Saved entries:
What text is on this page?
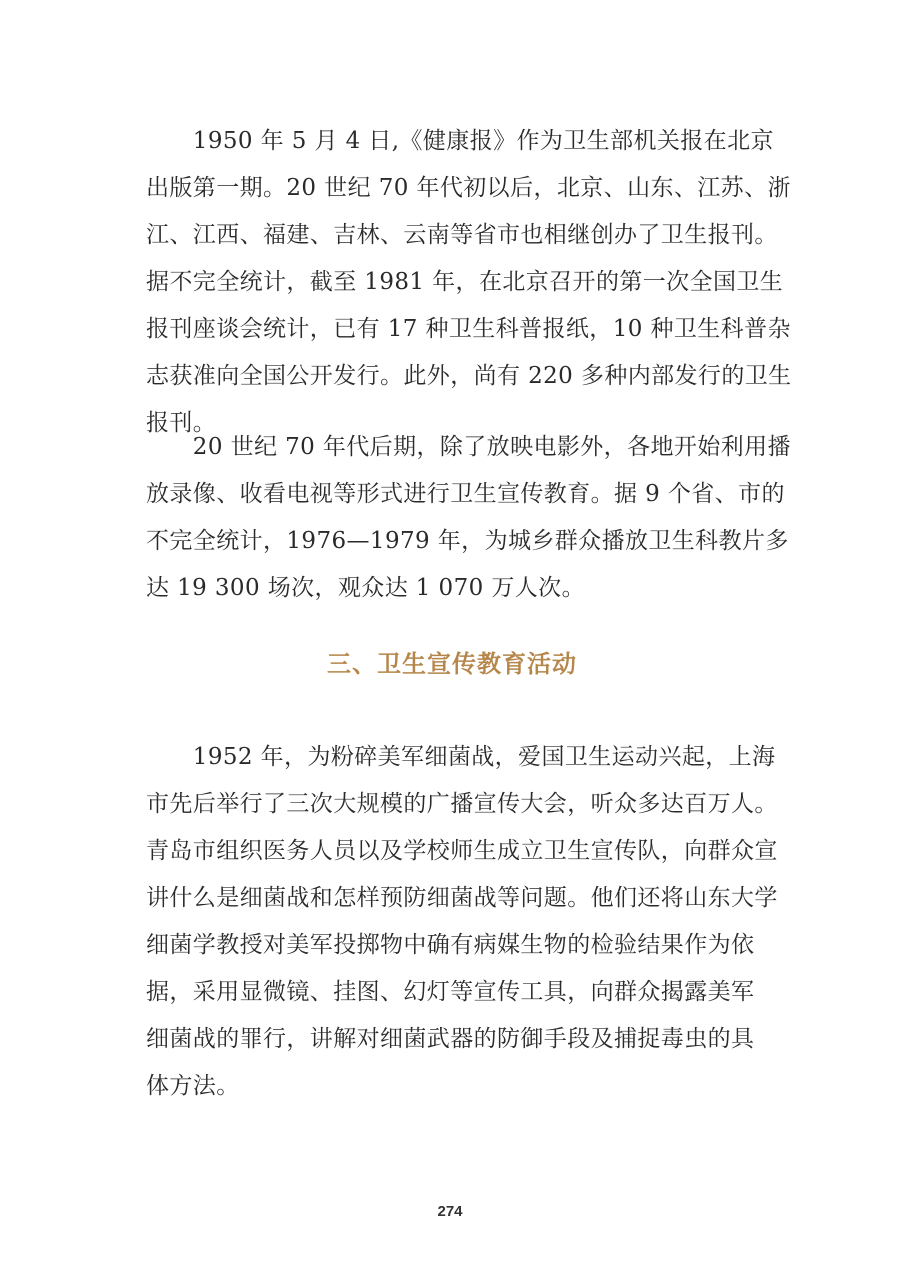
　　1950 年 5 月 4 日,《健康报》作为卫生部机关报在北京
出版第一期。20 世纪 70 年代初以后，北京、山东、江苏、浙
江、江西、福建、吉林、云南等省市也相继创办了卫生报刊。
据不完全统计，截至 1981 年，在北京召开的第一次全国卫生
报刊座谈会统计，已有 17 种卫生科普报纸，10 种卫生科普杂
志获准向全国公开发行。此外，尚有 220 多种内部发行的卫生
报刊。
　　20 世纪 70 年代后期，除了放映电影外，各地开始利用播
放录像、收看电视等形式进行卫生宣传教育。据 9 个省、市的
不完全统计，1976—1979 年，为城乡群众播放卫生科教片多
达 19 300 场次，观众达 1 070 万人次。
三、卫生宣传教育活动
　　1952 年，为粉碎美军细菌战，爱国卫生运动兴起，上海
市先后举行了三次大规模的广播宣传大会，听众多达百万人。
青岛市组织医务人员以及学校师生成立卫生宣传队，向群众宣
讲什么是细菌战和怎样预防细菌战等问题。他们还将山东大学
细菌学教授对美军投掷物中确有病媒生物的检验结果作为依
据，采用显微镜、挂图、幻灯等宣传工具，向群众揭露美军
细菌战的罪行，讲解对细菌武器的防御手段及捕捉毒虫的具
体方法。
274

Requirement:
Write the records out once more, exactly as they appear, with no pictures.

Exercise solution:
What text is on this page?
　　1950 年 5 月 4 日,《健康报》作为卫生部机关报在北京
出版第一期。20 世纪 70 年代初以后，北京、山东、江苏、浙
江、江西、福建、吉林、云南等省市也相继创办了卫生报刊。
据不完全统计，截至 1981 年，在北京召开的第一次全国卫生
报刊座谈会统计，已有 17 种卫生科普报纸，10 种卫生科普杂
志获准向全国公开发行。此外，尚有 220 多种内部发行的卫生
报刊。
　　20 世纪 70 年代后期，除了放映电影外，各地开始利用播
放录像、收看电视等形式进行卫生宣传教育。据 9 个省、市的
不完全统计，1976—1979 年，为城乡群众播放卫生科教片多
达 19 300 场次，观众达 1 070 万人次。
三、卫生宣传教育活动
　　1952 年，为粉碎美军细菌战，爱国卫生运动兴起，上海
市先后举行了三次大规模的广播宣传大会，听众多达百万人。
青岛市组织医务人员以及学校师生成立卫生宣传队，向群众宣
讲什么是细菌战和怎样预防细菌战等问题。他们还将山东大学
细菌学教授对美军投掷物中确有病媒生物的检验结果作为依
据，采用显微镜、挂图、幻灯等宣传工具，向群众揭露美军
细菌战的罪行，讲解对细菌武器的防御手段及捕捉毒虫的具
体方法。
274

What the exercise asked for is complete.